* SHORT EXERCISE
Write out each line exactly as it stands, please.

* DATA ENTRIES
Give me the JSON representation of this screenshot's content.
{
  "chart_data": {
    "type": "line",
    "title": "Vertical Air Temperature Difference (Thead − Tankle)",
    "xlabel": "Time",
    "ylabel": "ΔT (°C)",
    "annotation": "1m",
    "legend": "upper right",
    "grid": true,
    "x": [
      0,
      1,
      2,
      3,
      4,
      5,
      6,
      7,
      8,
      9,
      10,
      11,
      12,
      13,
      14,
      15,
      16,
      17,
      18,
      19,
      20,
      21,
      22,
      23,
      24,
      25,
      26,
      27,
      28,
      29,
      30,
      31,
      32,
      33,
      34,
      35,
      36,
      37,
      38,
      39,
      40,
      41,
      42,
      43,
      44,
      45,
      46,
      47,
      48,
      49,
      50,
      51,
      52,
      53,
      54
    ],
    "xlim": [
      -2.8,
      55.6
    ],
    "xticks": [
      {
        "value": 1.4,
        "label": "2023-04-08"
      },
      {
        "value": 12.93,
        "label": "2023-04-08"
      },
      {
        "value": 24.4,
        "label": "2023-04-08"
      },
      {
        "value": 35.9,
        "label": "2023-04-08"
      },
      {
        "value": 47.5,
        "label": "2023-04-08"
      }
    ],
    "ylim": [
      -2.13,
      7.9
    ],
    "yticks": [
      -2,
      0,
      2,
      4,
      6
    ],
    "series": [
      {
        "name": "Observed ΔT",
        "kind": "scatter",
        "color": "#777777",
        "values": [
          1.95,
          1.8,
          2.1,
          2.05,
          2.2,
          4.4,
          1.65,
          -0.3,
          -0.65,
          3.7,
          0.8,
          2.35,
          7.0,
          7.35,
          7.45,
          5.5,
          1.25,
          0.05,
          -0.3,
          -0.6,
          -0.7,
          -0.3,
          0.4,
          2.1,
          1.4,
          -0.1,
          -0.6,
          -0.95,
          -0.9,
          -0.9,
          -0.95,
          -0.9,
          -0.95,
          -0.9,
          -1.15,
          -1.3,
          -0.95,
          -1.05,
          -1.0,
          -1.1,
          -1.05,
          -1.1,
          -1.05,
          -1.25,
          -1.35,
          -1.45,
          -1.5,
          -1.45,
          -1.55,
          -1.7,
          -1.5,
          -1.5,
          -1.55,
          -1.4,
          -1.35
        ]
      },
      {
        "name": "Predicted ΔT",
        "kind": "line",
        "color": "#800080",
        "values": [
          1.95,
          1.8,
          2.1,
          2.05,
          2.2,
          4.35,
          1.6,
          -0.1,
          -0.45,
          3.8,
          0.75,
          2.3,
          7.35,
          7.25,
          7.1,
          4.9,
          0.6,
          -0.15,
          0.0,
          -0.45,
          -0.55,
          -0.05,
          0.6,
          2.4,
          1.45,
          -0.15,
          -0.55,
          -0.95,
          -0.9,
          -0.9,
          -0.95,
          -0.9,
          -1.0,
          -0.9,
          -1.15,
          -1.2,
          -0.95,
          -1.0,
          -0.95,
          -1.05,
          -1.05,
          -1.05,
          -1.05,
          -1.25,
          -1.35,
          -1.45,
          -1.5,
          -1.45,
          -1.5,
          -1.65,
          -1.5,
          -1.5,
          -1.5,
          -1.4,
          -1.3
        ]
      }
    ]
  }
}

* THE RESULT
Give me the JSON representation of this screenshot's content.
{
  "chart_data": {
    "type": "line",
    "title": "Vertical Air Temperature Difference (Thead − Tankle)",
    "xlabel": "Time",
    "ylabel": "ΔT (°C)",
    "annotation": "1m",
    "legend": "upper right",
    "grid": true,
    "x": [
      0,
      1,
      2,
      3,
      4,
      5,
      6,
      7,
      8,
      9,
      10,
      11,
      12,
      13,
      14,
      15,
      16,
      17,
      18,
      19,
      20,
      21,
      22,
      23,
      24,
      25,
      26,
      27,
      28,
      29,
      30,
      31,
      32,
      33,
      34,
      35,
      36,
      37,
      38,
      39,
      40,
      41,
      42,
      43,
      44,
      45,
      46,
      47,
      48,
      49,
      50,
      51,
      52,
      53,
      54
    ],
    "xlim": [
      -2.8,
      55.6
    ],
    "xticks": [
      {
        "value": 1.4,
        "label": "2023-04-08"
      },
      {
        "value": 12.93,
        "label": "2023-04-08"
      },
      {
        "value": 24.4,
        "label": "2023-04-08"
      },
      {
        "value": 35.9,
        "label": "2023-04-08"
      },
      {
        "value": 47.5,
        "label": "2023-04-08"
      }
    ],
    "ylim": [
      -2.13,
      7.9
    ],
    "yticks": [
      -2,
      0,
      2,
      4,
      6
    ],
    "series": [
      {
        "name": "Observed ΔT",
        "kind": "scatter",
        "color": "#777777",
        "values": [
          1.95,
          1.8,
          2.1,
          2.05,
          2.2,
          4.4,
          1.65,
          -0.3,
          -0.65,
          3.7,
          0.8,
          2.35,
          7.0,
          7.35,
          7.45,
          5.5,
          1.25,
          0.05,
          -0.3,
          -0.6,
          -0.7,
          -0.3,
          0.4,
          2.1,
          1.4,
          -0.1,
          -0.6,
          -0.95,
          -0.9,
          -0.9,
          -0.95,
          -0.9,
          -0.95,
          -0.9,
          -1.15,
          -1.3,
          -0.95,
          -1.05,
          -1.0,
          -1.1,
          -1.05,
          -1.1,
          -1.05,
          -1.25,
          -1.35,
          -1.45,
          -1.5,
          -1.45,
          -1.55,
          -1.7,
          -1.5,
          -1.5,
          -1.55,
          -1.4,
          -1.35
        ]
      },
      {
        "name": "Predicted ΔT",
        "kind": "line",
        "color": "#800080",
        "values": [
          1.95,
          1.8,
          2.1,
          2.05,
          2.2,
          4.35,
          1.6,
          -0.1,
          -0.45,
          3.8,
          0.75,
          2.3,
          7.35,
          7.25,
          7.1,
          4.9,
          0.6,
          -0.15,
          0.0,
          -0.45,
          -0.55,
          -0.05,
          0.6,
          2.4,
          1.45,
          -0.15,
          -0.55,
          -0.95,
          -0.9,
          -0.9,
          -0.95,
          -0.9,
          -1.0,
          -0.9,
          -1.15,
          -1.2,
          -0.95,
          -1.0,
          -0.95,
          -1.05,
          -1.05,
          -1.05,
          -1.05,
          -1.25,
          -1.35,
          -1.45,
          -1.5,
          -1.45,
          -1.5,
          -1.65,
          -1.5,
          -1.5,
          -1.5,
          -1.4,
          -1.3
        ]
      }
    ]
  }
}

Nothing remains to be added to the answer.